Exercise instructions: Go through the listing beneath this task and return every line that carries the string "image".

#### Provided data

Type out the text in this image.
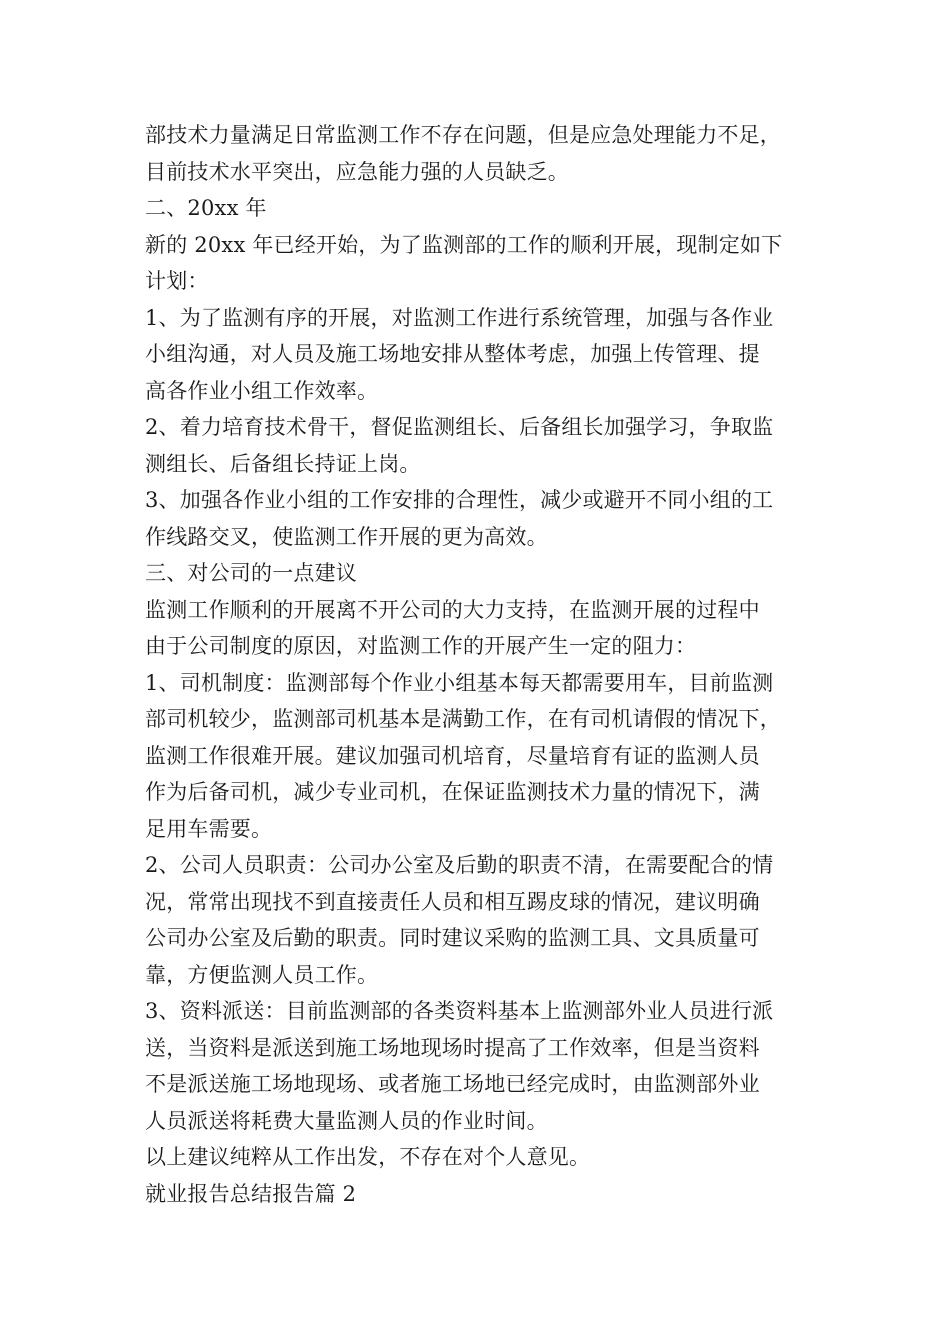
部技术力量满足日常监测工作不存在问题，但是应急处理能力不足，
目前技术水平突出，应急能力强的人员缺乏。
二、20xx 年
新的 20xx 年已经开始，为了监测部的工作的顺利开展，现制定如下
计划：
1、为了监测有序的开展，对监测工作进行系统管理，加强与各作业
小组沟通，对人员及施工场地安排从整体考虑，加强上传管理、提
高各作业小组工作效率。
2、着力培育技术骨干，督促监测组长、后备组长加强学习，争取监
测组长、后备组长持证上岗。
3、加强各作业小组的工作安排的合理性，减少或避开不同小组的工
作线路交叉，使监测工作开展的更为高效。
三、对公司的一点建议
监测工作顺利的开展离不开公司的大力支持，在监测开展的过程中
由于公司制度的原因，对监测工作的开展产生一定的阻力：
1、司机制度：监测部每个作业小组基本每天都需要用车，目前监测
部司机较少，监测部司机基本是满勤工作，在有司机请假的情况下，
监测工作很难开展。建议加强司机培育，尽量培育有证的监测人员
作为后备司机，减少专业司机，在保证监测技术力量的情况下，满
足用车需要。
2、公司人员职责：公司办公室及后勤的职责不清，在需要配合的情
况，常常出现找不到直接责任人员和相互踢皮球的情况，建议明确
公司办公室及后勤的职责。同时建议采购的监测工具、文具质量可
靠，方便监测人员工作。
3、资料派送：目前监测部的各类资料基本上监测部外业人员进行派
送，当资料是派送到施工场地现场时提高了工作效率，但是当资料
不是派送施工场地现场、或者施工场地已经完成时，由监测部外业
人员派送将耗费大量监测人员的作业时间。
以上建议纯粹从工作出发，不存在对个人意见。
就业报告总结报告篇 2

########
#### Provided data

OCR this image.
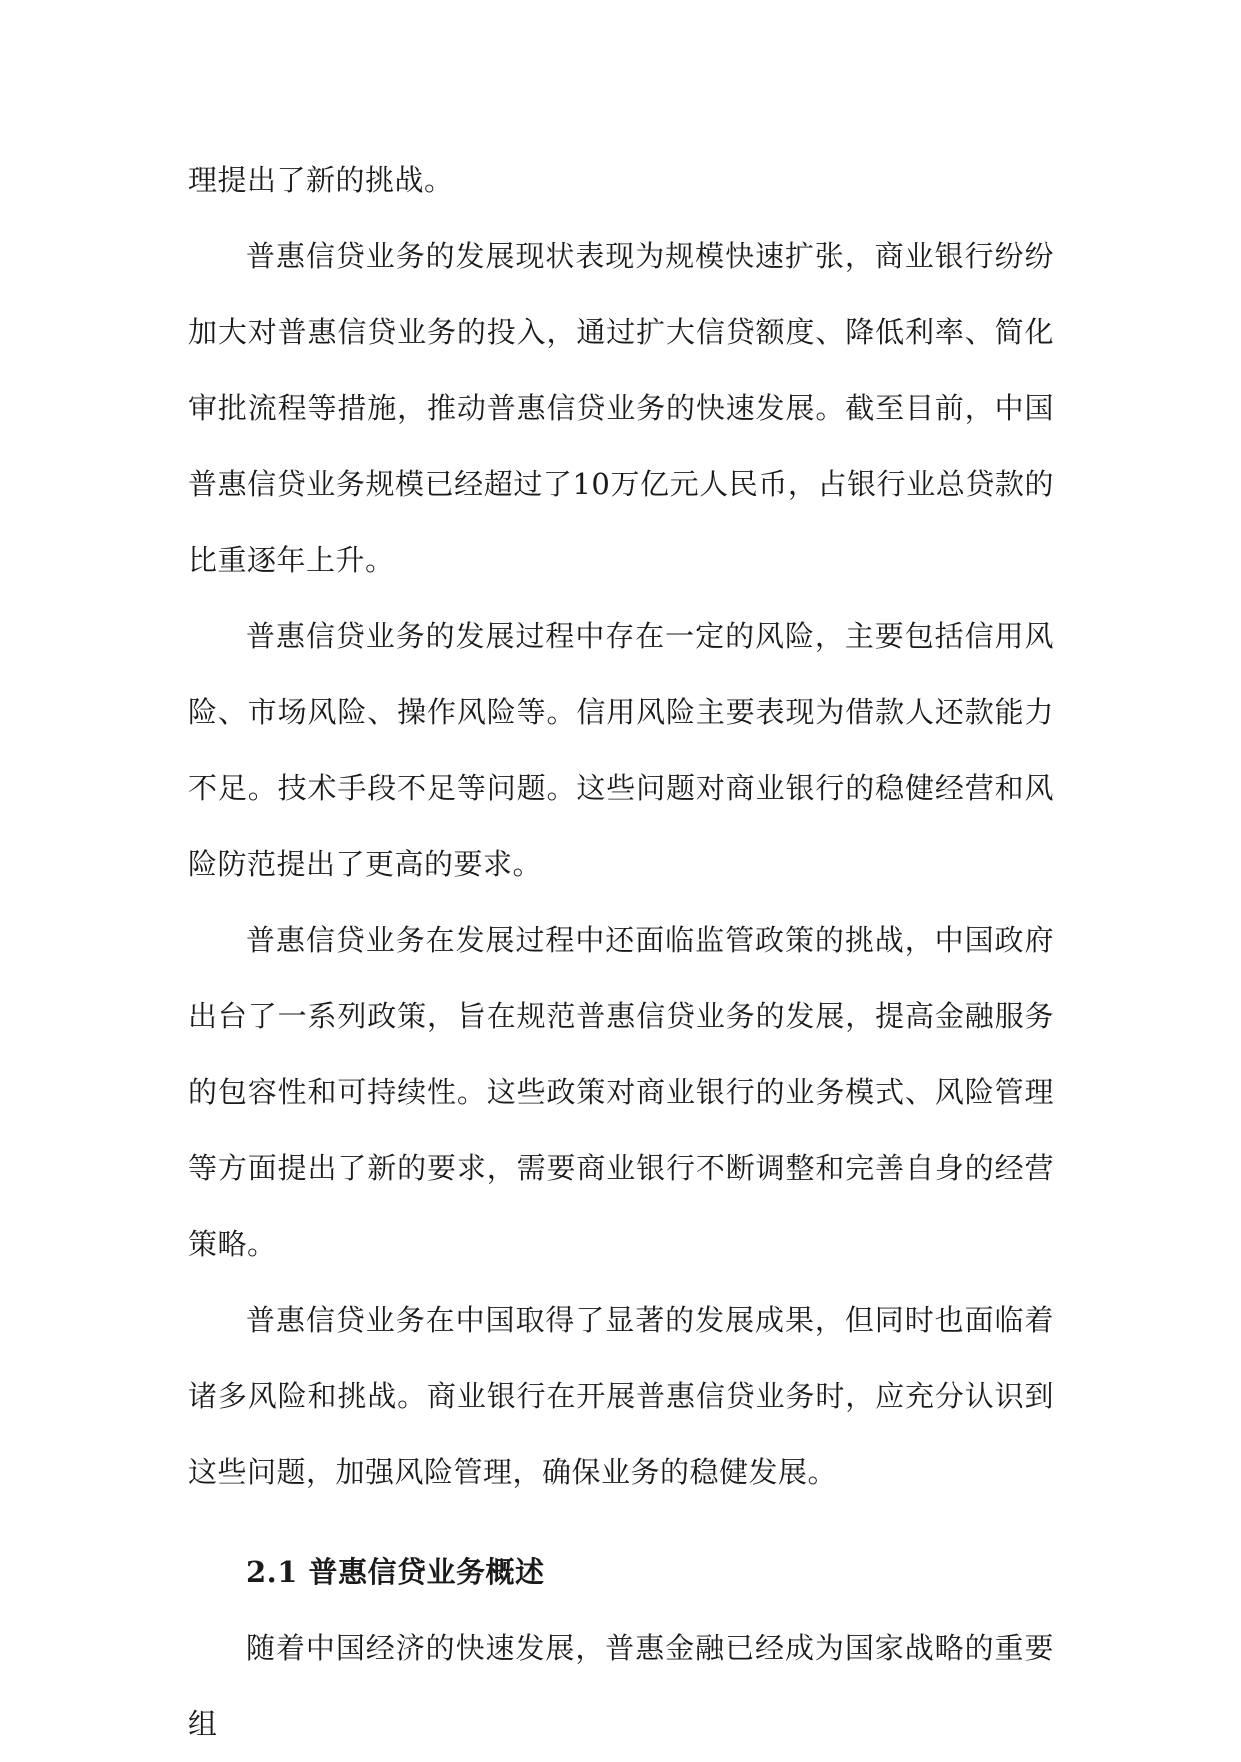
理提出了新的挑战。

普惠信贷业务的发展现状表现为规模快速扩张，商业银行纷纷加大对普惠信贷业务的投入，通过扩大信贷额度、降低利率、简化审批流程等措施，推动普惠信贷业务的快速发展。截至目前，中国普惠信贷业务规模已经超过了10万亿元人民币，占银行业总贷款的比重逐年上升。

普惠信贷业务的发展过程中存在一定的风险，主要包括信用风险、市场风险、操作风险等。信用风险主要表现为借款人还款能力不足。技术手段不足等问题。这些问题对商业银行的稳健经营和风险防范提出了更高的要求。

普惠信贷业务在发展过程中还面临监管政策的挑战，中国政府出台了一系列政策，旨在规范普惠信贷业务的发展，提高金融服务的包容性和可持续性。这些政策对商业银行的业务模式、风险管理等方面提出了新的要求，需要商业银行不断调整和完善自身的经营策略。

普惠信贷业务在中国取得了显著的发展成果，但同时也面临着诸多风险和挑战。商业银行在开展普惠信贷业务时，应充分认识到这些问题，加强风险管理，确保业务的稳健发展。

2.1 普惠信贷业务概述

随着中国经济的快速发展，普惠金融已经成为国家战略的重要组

########

The completed task:
Type out the text in this image.
OCR this image.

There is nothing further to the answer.